PROBLEM STATEMENT: Show all lines from the data that include the word "创建企业级地理数据库".

====== INFORMATION SUPPLIED

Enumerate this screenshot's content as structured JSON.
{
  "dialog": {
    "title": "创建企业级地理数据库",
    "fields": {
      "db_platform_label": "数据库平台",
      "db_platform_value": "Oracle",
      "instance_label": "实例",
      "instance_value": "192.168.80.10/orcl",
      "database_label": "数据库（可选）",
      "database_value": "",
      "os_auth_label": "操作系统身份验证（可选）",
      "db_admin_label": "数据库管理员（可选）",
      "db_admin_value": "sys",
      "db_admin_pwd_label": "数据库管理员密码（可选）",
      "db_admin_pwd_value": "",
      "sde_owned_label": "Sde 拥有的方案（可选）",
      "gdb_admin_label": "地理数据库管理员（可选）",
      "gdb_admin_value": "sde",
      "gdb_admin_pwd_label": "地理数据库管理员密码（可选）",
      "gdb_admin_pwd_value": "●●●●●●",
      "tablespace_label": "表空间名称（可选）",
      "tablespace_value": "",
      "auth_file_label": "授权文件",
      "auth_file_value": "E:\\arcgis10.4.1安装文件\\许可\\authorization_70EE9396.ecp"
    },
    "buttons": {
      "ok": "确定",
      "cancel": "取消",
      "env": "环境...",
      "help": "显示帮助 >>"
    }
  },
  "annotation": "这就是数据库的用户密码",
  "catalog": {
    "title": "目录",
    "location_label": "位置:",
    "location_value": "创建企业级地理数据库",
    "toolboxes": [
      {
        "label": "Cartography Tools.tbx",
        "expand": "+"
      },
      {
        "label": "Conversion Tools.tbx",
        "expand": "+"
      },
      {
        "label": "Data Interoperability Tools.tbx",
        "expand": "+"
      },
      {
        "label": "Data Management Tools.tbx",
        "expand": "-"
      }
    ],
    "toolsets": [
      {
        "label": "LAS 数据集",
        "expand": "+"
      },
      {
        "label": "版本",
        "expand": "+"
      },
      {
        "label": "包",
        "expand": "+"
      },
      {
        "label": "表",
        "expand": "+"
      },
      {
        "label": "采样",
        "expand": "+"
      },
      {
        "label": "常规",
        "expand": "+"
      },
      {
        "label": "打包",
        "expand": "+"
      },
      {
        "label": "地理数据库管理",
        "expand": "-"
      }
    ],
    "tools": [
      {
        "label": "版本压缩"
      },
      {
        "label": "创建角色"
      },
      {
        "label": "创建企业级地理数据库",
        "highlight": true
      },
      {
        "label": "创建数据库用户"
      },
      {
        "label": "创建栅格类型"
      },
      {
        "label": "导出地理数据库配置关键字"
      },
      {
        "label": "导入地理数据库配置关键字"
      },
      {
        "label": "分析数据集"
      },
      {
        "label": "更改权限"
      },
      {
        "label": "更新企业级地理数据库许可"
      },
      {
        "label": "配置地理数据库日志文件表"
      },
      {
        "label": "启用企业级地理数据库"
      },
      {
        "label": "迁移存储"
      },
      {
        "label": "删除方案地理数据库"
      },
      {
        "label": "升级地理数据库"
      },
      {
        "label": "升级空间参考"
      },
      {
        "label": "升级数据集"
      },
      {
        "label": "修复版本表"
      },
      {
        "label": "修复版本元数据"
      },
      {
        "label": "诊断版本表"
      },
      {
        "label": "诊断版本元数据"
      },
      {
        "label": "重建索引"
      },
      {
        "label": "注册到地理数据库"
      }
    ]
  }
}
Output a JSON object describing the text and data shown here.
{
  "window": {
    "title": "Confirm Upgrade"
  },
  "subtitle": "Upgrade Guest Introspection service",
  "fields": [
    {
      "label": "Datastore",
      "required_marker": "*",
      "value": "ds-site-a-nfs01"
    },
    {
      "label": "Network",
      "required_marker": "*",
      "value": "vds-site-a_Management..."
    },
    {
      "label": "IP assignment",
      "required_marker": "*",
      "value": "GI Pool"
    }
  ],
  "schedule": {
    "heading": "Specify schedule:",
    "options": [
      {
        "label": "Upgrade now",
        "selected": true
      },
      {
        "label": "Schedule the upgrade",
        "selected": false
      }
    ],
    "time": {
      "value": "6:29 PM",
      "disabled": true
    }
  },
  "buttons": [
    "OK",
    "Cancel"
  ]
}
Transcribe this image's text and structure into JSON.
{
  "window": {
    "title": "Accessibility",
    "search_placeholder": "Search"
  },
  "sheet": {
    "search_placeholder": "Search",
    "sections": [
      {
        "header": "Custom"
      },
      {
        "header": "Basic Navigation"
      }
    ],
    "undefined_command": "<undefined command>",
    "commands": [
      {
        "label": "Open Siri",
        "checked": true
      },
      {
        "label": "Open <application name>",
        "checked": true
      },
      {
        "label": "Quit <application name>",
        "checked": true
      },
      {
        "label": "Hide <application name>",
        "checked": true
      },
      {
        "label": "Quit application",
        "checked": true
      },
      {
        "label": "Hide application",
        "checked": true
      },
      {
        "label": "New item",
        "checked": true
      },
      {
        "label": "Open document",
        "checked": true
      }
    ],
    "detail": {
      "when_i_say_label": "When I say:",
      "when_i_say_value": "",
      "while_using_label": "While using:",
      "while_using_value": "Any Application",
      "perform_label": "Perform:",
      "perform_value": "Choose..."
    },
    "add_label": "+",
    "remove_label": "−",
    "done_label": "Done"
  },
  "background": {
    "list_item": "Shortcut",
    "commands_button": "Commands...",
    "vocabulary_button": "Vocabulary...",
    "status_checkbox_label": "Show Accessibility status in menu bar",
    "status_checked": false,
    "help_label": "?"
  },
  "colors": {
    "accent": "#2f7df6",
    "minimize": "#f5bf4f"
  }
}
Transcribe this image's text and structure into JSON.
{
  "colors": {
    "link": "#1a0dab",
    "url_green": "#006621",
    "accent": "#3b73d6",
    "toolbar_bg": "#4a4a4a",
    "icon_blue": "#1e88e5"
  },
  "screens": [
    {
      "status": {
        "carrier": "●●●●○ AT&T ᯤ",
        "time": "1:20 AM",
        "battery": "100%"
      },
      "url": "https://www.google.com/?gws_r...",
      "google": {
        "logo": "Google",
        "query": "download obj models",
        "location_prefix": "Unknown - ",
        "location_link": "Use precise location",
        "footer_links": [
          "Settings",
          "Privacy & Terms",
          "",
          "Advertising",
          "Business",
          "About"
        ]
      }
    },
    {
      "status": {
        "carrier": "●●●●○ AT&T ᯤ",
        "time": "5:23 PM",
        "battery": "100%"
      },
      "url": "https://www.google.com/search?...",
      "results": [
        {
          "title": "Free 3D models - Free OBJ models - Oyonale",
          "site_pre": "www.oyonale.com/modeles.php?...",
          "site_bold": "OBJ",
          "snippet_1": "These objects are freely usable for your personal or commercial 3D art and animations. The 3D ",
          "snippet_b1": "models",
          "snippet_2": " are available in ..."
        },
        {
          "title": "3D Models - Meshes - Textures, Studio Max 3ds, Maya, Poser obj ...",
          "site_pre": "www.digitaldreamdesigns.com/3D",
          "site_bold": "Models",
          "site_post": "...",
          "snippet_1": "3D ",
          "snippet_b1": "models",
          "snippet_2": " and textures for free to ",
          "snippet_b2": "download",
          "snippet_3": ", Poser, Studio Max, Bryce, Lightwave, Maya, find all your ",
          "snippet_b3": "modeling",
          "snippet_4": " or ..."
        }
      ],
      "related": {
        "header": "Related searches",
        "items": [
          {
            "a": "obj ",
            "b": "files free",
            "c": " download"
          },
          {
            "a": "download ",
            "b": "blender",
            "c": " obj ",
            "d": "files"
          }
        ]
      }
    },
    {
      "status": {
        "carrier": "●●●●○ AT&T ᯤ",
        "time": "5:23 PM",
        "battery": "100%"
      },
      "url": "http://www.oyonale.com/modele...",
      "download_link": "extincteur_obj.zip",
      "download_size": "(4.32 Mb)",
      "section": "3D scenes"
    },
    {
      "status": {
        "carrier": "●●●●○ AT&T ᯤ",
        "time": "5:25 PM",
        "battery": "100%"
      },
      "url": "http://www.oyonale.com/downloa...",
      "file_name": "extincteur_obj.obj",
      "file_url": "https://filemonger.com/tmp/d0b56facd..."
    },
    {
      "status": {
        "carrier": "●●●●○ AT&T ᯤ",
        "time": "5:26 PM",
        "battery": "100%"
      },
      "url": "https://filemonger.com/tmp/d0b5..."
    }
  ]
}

============

EXERCISE SOLUTION:
    "title": "创建企业级地理数据库",
    "location_value": "创建企业级地理数据库",
        "label": "创建企业级地理数据库",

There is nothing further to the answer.